Aim: Retype, exactly and with nothing added, the lines from the one showing "What's the underlying" through the final line of the material. Omit pictures.

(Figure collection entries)
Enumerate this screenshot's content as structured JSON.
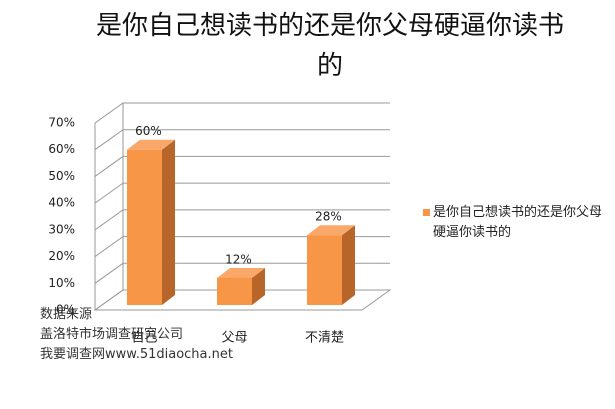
{
  "chart_data": {
    "type": "bar3d",
    "title": "是你自己想读书的还是你父母硬逼你读书的",
    "categories": [
      "自己",
      "父母",
      "不清楚"
    ],
    "series": [
      {
        "name": "是你自己想读书的还是你父母硬逼你读书的",
        "color": "#f79646",
        "values": [
          60,
          12,
          28
        ],
        "value_labels": [
          "60%",
          "12%",
          "28%"
        ]
      }
    ],
    "ylim": [
      0,
      70
    ],
    "yticks": [
      {
        "value": 0,
        "label": "0%"
      },
      {
        "value": 10,
        "label": "10%"
      },
      {
        "value": 20,
        "label": "20%"
      },
      {
        "value": 30,
        "label": "30%"
      },
      {
        "value": 40,
        "label": "40%"
      },
      {
        "value": 50,
        "label": "50%"
      },
      {
        "value": 60,
        "label": "60%"
      },
      {
        "value": 70,
        "label": "70%"
      }
    ],
    "grid": true,
    "legend": "right",
    "annotations": [
      "数据来源",
      "盖洛特市场调查研究公司",
      "我要调查网www.51diaocha.net"
    ]
  }
}
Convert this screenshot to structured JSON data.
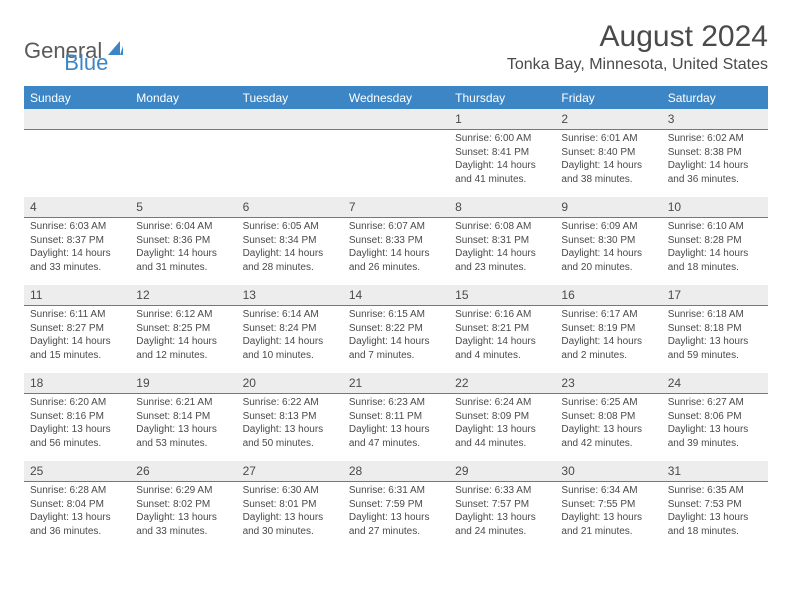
{
  "logo": {
    "part1": "General",
    "part2": "Blue"
  },
  "title": "August 2024",
  "location": "Tonka Bay, Minnesota, United States",
  "colors": {
    "accent": "#3d86c6",
    "headerText": "#4a4a4a",
    "dayBg": "#ededed",
    "bodyText": "#4a4a4a",
    "page": "#ffffff"
  },
  "weekdays": [
    "Sunday",
    "Monday",
    "Tuesday",
    "Wednesday",
    "Thursday",
    "Friday",
    "Saturday"
  ],
  "leadingBlanks": 4,
  "days": [
    {
      "n": "1",
      "sunrise": "6:00 AM",
      "sunset": "8:41 PM",
      "daylight": "14 hours and 41 minutes."
    },
    {
      "n": "2",
      "sunrise": "6:01 AM",
      "sunset": "8:40 PM",
      "daylight": "14 hours and 38 minutes."
    },
    {
      "n": "3",
      "sunrise": "6:02 AM",
      "sunset": "8:38 PM",
      "daylight": "14 hours and 36 minutes."
    },
    {
      "n": "4",
      "sunrise": "6:03 AM",
      "sunset": "8:37 PM",
      "daylight": "14 hours and 33 minutes."
    },
    {
      "n": "5",
      "sunrise": "6:04 AM",
      "sunset": "8:36 PM",
      "daylight": "14 hours and 31 minutes."
    },
    {
      "n": "6",
      "sunrise": "6:05 AM",
      "sunset": "8:34 PM",
      "daylight": "14 hours and 28 minutes."
    },
    {
      "n": "7",
      "sunrise": "6:07 AM",
      "sunset": "8:33 PM",
      "daylight": "14 hours and 26 minutes."
    },
    {
      "n": "8",
      "sunrise": "6:08 AM",
      "sunset": "8:31 PM",
      "daylight": "14 hours and 23 minutes."
    },
    {
      "n": "9",
      "sunrise": "6:09 AM",
      "sunset": "8:30 PM",
      "daylight": "14 hours and 20 minutes."
    },
    {
      "n": "10",
      "sunrise": "6:10 AM",
      "sunset": "8:28 PM",
      "daylight": "14 hours and 18 minutes."
    },
    {
      "n": "11",
      "sunrise": "6:11 AM",
      "sunset": "8:27 PM",
      "daylight": "14 hours and 15 minutes."
    },
    {
      "n": "12",
      "sunrise": "6:12 AM",
      "sunset": "8:25 PM",
      "daylight": "14 hours and 12 minutes."
    },
    {
      "n": "13",
      "sunrise": "6:14 AM",
      "sunset": "8:24 PM",
      "daylight": "14 hours and 10 minutes."
    },
    {
      "n": "14",
      "sunrise": "6:15 AM",
      "sunset": "8:22 PM",
      "daylight": "14 hours and 7 minutes."
    },
    {
      "n": "15",
      "sunrise": "6:16 AM",
      "sunset": "8:21 PM",
      "daylight": "14 hours and 4 minutes."
    },
    {
      "n": "16",
      "sunrise": "6:17 AM",
      "sunset": "8:19 PM",
      "daylight": "14 hours and 2 minutes."
    },
    {
      "n": "17",
      "sunrise": "6:18 AM",
      "sunset": "8:18 PM",
      "daylight": "13 hours and 59 minutes."
    },
    {
      "n": "18",
      "sunrise": "6:20 AM",
      "sunset": "8:16 PM",
      "daylight": "13 hours and 56 minutes."
    },
    {
      "n": "19",
      "sunrise": "6:21 AM",
      "sunset": "8:14 PM",
      "daylight": "13 hours and 53 minutes."
    },
    {
      "n": "20",
      "sunrise": "6:22 AM",
      "sunset": "8:13 PM",
      "daylight": "13 hours and 50 minutes."
    },
    {
      "n": "21",
      "sunrise": "6:23 AM",
      "sunset": "8:11 PM",
      "daylight": "13 hours and 47 minutes."
    },
    {
      "n": "22",
      "sunrise": "6:24 AM",
      "sunset": "8:09 PM",
      "daylight": "13 hours and 44 minutes."
    },
    {
      "n": "23",
      "sunrise": "6:25 AM",
      "sunset": "8:08 PM",
      "daylight": "13 hours and 42 minutes."
    },
    {
      "n": "24",
      "sunrise": "6:27 AM",
      "sunset": "8:06 PM",
      "daylight": "13 hours and 39 minutes."
    },
    {
      "n": "25",
      "sunrise": "6:28 AM",
      "sunset": "8:04 PM",
      "daylight": "13 hours and 36 minutes."
    },
    {
      "n": "26",
      "sunrise": "6:29 AM",
      "sunset": "8:02 PM",
      "daylight": "13 hours and 33 minutes."
    },
    {
      "n": "27",
      "sunrise": "6:30 AM",
      "sunset": "8:01 PM",
      "daylight": "13 hours and 30 minutes."
    },
    {
      "n": "28",
      "sunrise": "6:31 AM",
      "sunset": "7:59 PM",
      "daylight": "13 hours and 27 minutes."
    },
    {
      "n": "29",
      "sunrise": "6:33 AM",
      "sunset": "7:57 PM",
      "daylight": "13 hours and 24 minutes."
    },
    {
      "n": "30",
      "sunrise": "6:34 AM",
      "sunset": "7:55 PM",
      "daylight": "13 hours and 21 minutes."
    },
    {
      "n": "31",
      "sunrise": "6:35 AM",
      "sunset": "7:53 PM",
      "daylight": "13 hours and 18 minutes."
    }
  ],
  "labels": {
    "sunrise": "Sunrise:",
    "sunset": "Sunset:",
    "daylight": "Daylight:"
  }
}
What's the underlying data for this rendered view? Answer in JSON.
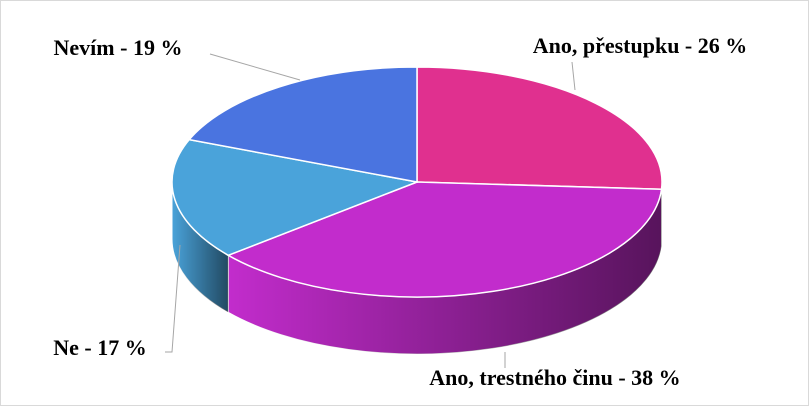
{
  "chart_data": {
    "type": "pie",
    "values": [
      26,
      38,
      17,
      19
    ],
    "value_labels": [
      "Ano, přestupku - 26 %",
      "Ano, trestného činu - 38 %",
      "Ne - 17 %",
      "Nevím - 19 %"
    ],
    "colors": [
      "#e0308f",
      "#c22ccc",
      "#4aa3da",
      "#4a74e0"
    ]
  }
}
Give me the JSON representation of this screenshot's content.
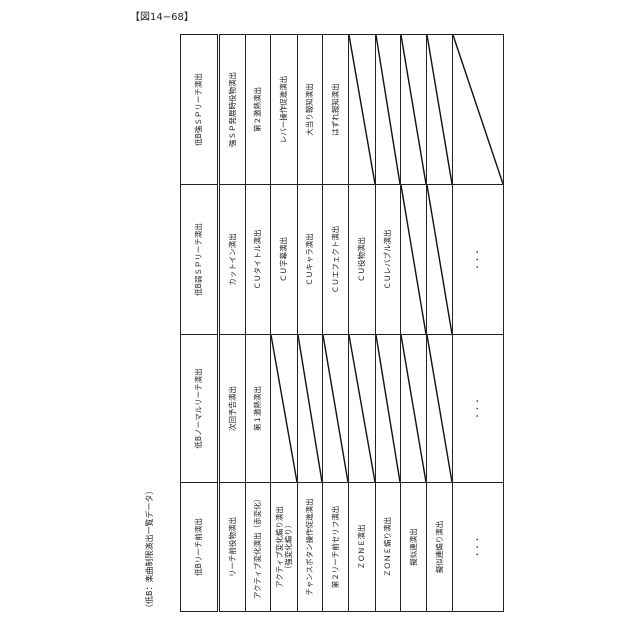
{
  "figure_label": "【図14−68】",
  "caption": "（低B：楽曲制限演出一覧データ）",
  "sections": [
    {
      "header": "低Bリーチ前演出",
      "items": [
        "リーチ前役物演出",
        "アクティブ変化演出（赤変化）",
        "アクティブ変化煽り演出\n（強変化煽り）",
        "チャンスボタン操作促進演出",
        "第２リーチ前セリフ演出",
        "ＺＯＮＥ演出",
        "ＺＯＮＥ煽り演出",
        "擬似連演出",
        "擬似連煽り演出",
        "・・・"
      ]
    },
    {
      "header": "低Bノーマルリーチ演出",
      "items": [
        "次回予告演出",
        "第１激熱演出",
        null,
        null,
        null,
        null,
        null,
        null,
        null,
        "・・・"
      ]
    },
    {
      "header": "低B弱ＳＰリーチ演出",
      "items": [
        "カットイン演出",
        "ＣＵタイトル演出",
        "ＣＵ字幕演出",
        "ＣＵキャラ演出",
        "ＣＵエフェクト演出",
        "ＣＵ役物演出",
        "ＣＵレバブル演出",
        null,
        null,
        "・・・"
      ]
    },
    {
      "header": "低B強ＳＰリーチ演出",
      "items": [
        "強ＳＰ発展時役物演出",
        "第２激熱演出",
        "レバー操作促進演出",
        "大当り報知演出",
        "はずれ報知演出",
        null,
        null,
        null,
        null,
        null
      ]
    }
  ]
}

Complete output:
What's the underlying data for this rendered view? Answer in JSON.
{
  "chart_data": {
    "type": "pie",
    "values": [
      26,
      38,
      17,
      19
    ],
    "value_labels": [
      "Ano, přestupku - 26 %",
      "Ano, trestného činu - 38 %",
      "Ne - 17 %",
      "Nevím - 19 %"
    ],
    "colors": [
      "#e0308f",
      "#c22ccc",
      "#4aa3da",
      "#4a74e0"
    ]
  }
}
Give me the JSON representation of this screenshot's content.
{
  "figure_label": "【図14−68】",
  "caption": "（低B：楽曲制限演出一覧データ）",
  "sections": [
    {
      "header": "低Bリーチ前演出",
      "items": [
        "リーチ前役物演出",
        "アクティブ変化演出（赤変化）",
        "アクティブ変化煽り演出\n（強変化煽り）",
        "チャンスボタン操作促進演出",
        "第２リーチ前セリフ演出",
        "ＺＯＮＥ演出",
        "ＺＯＮＥ煽り演出",
        "擬似連演出",
        "擬似連煽り演出",
        "・・・"
      ]
    },
    {
      "header": "低Bノーマルリーチ演出",
      "items": [
        "次回予告演出",
        "第１激熱演出",
        null,
        null,
        null,
        null,
        null,
        null,
        null,
        "・・・"
      ]
    },
    {
      "header": "低B弱ＳＰリーチ演出",
      "items": [
        "カットイン演出",
        "ＣＵタイトル演出",
        "ＣＵ字幕演出",
        "ＣＵキャラ演出",
        "ＣＵエフェクト演出",
        "ＣＵ役物演出",
        "ＣＵレバブル演出",
        null,
        null,
        "・・・"
      ]
    },
    {
      "header": "低B強ＳＰリーチ演出",
      "items": [
        "強ＳＰ発展時役物演出",
        "第２激熱演出",
        "レバー操作促進演出",
        "大当り報知演出",
        "はずれ報知演出",
        null,
        null,
        null,
        null,
        null
      ]
    }
  ]
}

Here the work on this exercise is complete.